*What the task asks*
From the line containing "Serialize everything readable" down to the last line of the records below, copy every line exactly. Leave out everything before it.

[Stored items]
────────────────

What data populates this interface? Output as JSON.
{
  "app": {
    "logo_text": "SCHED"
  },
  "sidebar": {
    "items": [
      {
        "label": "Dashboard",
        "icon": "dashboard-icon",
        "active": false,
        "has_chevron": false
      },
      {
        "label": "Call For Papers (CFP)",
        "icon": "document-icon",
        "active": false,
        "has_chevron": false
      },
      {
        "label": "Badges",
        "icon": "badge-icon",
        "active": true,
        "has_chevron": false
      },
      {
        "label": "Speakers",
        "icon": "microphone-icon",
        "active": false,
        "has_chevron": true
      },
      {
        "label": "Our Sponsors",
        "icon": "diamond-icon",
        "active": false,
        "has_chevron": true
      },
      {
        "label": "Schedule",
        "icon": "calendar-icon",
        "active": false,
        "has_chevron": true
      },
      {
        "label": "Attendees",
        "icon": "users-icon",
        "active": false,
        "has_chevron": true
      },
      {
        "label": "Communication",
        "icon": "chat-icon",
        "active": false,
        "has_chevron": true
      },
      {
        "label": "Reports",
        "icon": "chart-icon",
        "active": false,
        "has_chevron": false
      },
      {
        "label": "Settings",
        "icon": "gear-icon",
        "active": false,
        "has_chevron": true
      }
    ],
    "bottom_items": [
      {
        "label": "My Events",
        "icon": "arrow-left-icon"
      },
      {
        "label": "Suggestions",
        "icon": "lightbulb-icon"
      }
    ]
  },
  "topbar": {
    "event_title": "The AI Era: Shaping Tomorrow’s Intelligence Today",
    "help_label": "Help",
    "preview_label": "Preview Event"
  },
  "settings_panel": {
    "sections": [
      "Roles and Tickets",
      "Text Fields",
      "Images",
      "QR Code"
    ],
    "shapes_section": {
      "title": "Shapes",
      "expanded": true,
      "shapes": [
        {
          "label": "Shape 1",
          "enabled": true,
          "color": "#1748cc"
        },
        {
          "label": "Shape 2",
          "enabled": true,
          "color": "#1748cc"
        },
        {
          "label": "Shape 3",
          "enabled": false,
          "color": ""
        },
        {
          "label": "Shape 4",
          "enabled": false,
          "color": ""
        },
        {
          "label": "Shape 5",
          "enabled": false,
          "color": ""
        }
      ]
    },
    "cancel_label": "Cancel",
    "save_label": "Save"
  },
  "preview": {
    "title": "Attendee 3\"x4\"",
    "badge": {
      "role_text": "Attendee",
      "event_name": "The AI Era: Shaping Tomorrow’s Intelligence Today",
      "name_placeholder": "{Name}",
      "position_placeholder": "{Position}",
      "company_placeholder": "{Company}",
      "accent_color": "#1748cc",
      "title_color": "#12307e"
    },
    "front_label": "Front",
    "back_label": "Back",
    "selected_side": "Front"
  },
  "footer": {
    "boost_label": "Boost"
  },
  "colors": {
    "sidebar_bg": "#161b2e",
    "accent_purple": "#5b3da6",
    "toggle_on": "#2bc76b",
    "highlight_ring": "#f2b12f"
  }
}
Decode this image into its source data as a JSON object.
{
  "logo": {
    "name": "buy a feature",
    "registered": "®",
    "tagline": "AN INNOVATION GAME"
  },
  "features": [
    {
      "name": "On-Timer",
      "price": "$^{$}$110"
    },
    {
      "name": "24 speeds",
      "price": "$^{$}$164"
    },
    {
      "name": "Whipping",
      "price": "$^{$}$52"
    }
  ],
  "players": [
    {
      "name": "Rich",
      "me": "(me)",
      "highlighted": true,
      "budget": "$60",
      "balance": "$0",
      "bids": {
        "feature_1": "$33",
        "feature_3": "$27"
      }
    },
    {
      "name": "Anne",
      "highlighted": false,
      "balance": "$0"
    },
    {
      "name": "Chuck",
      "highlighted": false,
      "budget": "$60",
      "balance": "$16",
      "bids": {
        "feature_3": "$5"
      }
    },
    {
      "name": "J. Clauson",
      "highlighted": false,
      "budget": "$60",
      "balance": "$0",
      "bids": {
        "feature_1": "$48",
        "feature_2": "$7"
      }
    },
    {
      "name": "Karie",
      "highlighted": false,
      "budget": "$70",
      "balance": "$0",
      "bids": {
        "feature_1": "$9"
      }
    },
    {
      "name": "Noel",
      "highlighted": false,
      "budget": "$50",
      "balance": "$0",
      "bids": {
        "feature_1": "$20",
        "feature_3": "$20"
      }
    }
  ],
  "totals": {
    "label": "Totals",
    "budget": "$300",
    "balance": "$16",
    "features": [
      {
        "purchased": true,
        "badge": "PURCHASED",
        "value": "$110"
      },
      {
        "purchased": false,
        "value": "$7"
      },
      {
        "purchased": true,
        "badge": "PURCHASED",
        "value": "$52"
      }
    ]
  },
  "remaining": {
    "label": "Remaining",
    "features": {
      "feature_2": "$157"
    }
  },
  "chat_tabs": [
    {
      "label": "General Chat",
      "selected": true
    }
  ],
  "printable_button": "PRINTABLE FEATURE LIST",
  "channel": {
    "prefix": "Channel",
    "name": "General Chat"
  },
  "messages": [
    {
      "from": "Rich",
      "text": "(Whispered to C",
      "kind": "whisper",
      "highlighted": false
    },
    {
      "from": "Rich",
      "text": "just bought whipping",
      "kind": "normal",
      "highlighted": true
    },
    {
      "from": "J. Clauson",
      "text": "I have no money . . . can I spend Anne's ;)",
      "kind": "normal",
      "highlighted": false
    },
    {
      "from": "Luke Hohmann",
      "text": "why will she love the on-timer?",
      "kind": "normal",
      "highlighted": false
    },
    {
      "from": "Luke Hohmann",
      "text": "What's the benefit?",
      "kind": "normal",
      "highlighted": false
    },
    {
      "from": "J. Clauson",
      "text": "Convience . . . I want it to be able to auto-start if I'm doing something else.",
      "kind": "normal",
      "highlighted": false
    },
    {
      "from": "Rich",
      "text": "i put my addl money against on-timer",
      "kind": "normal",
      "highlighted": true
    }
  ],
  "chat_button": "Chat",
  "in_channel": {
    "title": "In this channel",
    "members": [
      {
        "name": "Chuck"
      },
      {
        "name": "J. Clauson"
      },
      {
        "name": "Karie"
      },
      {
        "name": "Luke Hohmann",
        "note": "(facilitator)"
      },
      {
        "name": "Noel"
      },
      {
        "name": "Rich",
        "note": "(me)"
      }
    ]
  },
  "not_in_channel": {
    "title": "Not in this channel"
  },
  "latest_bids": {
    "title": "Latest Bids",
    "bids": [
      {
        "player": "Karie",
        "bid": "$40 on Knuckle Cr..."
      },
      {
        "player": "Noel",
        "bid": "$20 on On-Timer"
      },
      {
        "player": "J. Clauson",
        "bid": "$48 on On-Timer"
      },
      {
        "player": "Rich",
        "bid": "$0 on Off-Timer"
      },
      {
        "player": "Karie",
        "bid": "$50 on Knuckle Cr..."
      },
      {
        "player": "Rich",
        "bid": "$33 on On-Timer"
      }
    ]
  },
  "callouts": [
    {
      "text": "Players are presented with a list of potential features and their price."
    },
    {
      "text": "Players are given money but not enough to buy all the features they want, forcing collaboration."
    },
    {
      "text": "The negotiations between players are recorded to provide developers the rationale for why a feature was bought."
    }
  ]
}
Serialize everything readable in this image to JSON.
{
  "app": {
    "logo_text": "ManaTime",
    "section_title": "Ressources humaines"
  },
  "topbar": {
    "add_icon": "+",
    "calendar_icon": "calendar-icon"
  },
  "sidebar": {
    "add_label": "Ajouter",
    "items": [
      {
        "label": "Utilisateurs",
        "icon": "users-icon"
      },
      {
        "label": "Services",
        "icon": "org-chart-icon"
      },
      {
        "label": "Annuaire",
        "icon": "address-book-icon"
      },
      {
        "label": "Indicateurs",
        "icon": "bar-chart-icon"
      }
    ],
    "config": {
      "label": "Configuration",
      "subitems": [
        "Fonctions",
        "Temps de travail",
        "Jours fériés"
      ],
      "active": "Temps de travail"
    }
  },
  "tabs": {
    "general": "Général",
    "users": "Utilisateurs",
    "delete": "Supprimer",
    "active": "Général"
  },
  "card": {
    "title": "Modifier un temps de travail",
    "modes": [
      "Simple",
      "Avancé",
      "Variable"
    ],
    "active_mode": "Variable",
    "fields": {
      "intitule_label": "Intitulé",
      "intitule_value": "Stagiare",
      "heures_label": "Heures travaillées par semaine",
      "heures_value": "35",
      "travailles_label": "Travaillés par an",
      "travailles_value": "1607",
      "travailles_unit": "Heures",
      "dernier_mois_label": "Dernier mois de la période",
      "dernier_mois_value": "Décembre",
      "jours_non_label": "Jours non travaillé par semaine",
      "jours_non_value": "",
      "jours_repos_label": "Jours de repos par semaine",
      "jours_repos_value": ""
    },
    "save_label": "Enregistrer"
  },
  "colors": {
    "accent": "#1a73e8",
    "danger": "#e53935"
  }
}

────────────────

*Result for this task*
Serialize everything readable in this image to JSON.
{
  "app": {
    "logo_text": "ManaTime",
    "section_title": "Ressources humaines"
  },
  "topbar": {
    "add_icon": "+",
    "calendar_icon": "calendar-icon"
  },
  "sidebar": {
    "add_label": "Ajouter",
    "items": [
      {
        "label": "Utilisateurs",
        "icon": "users-icon"
      },
      {
        "label": "Services",
        "icon": "org-chart-icon"
      },
      {
        "label": "Annuaire",
        "icon": "address-book-icon"
      },
      {
        "label": "Indicateurs",
        "icon": "bar-chart-icon"
      }
    ],
    "config": {
      "label": "Configuration",
      "subitems": [
        "Fonctions",
        "Temps de travail",
        "Jours fériés"
      ],
      "active": "Temps de travail"
    }
  },
  "tabs": {
    "general": "Général",
    "users": "Utilisateurs",
    "delete": "Supprimer",
    "active": "Général"
  },
  "card": {
    "title": "Modifier un temps de travail",
    "modes": [
      "Simple",
      "Avancé",
      "Variable"
    ],
    "active_mode": "Variable",
    "fields": {
      "intitule_label": "Intitulé",
      "intitule_value": "Stagiare",
      "heures_label": "Heures travaillées par semaine",
      "heures_value": "35",
      "travailles_label": "Travaillés par an",
      "travailles_value": "1607",
      "travailles_unit": "Heures",
      "dernier_mois_label": "Dernier mois de la période",
      "dernier_mois_value": "Décembre",
      "jours_non_label": "Jours non travaillé par semaine",
      "jours_non_value": "",
      "jours_repos_label": "Jours de repos par semaine",
      "jours_repos_value": ""
    },
    "save_label": "Enregistrer"
  },
  "colors": {
    "accent": "#1a73e8",
    "danger": "#e53935"
  }
}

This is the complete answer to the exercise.